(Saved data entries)
— START —

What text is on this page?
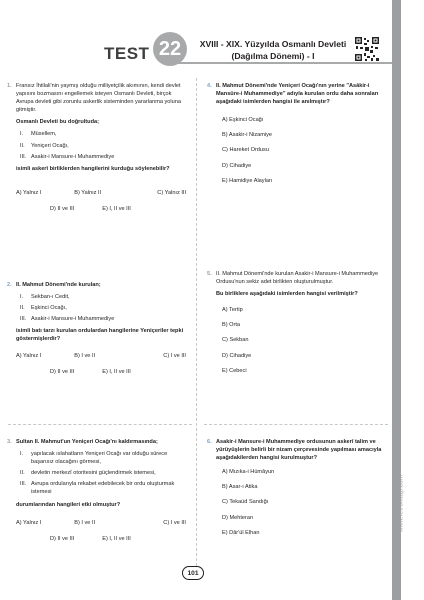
TEST 22	XVIII - XIX. Yüzyılda Osmanlı Devleti
(Dağılma Dönemi) - I
1. Fransız İhtilali'nin yaymış olduğu milliyetçilik akımının, kendi devlet yapısını bozmasını engellemek isteyen Osmanlı Devleti, birçok Avrupa devleti gibi zorunlu askerlik sisteminden yararlanma yoluna gitmiştir.

Osmanlı Devleti bu doğrultuda;

I.	Müsellem,
II.	Yeniçeri Ocağı,
III. Asakir-i Mansure-i Muhammediye

isimli askerî birliklerden hangilerini kurduğu söylenebilir?

A) Yalnız I	B) Yalnız II	C) Yalnız III
D) II ve III	E) I, II ve III
2. II. Mahmut Dönemi'nde kurulan;

I.	Sekban-ı Cedit,
II.	Eşkinci Ocağı,
III. Asakir-i Mansure-i Muhammediye

isimli batı tarzı kurulan ordulardan hangilerine Yeniçeriler tepki göstermişlerdir?

A) Yalnız I	B) I ve II	C) I ve III
D) II ve III	E) I, II ve III
3. Sultan II. Mahmut'un Yeniçeri Ocağı'nı kaldırmasında;

I.	yapılacak ıslahatların Yeniçeri Ocağı var olduğu sürece başarısız olacağını görmesi,
II.	devletin merkezî otoritesini güçlendirmek istemesi,
III. Avrupa ordularıyla rekabet edebilecek bir ordu oluşturmak istemesi

durumlarından hangileri etki olmuştur?

A) Yalnız I	B) I ve II	C) I ve III
D) II ve III	E) I, II ve III
4. II. Mahmut Dönemi'nde Yeniçeri Ocağı'nın yerine "Asâkir-i Mansûre-i Muhammediye" adıyla kurulan ordu daha sonraları aşağıdaki isimlerden hangisi ile anılmıştır?

A) Eşkinci Ocağı
B) Asakir-i Nizamiye
C) Hareket Ordusu
D) Cihadiye
E) Hamidiye Alayları
5. II. Mahmut Dönemi'nde kurulan Asakir-i Mansure-i Muhammediye Ordusu'nun sekiz adet birlikten oluşturulmuştur.

Bu birliklere aşağıdaki isimlerden hangisi verilmiştir?

A) Tertip
B) Orta
C) Sekban
D) Cihadiye
E) Cebeci
6. Asakir-i Mansure-i Muhammediye ordusunun askerî talim ve yürüyüşlerin belirli bir nizam çerçevesinde yapılması amacıyla aşağıdakilerden hangisi kurulmuştur?

A) Mızıka-i Hümâyun
B) Asar-ı Atika
C) Tekaüd Sandığı
D) Mehteran
E) Dâr'ül Elhan
www.retrokitap.com
101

— END —

**WHAT YOU HAVE TO DO**
Looking at the data above, show all lines where the word "isimlerden" occurs.

**WRITTEN ANSWER**
4. II. Mahmut Dönemi'nde Yeniçeri Ocağı'nın yerine "Asâkir-i Mansûre-i Muhammediye" adıyla kurulan ordu daha sonraları aşağıdaki isimlerden hangisi ile anılmıştır?
Bu birliklere aşağıdaki isimlerden hangisi verilmiştir?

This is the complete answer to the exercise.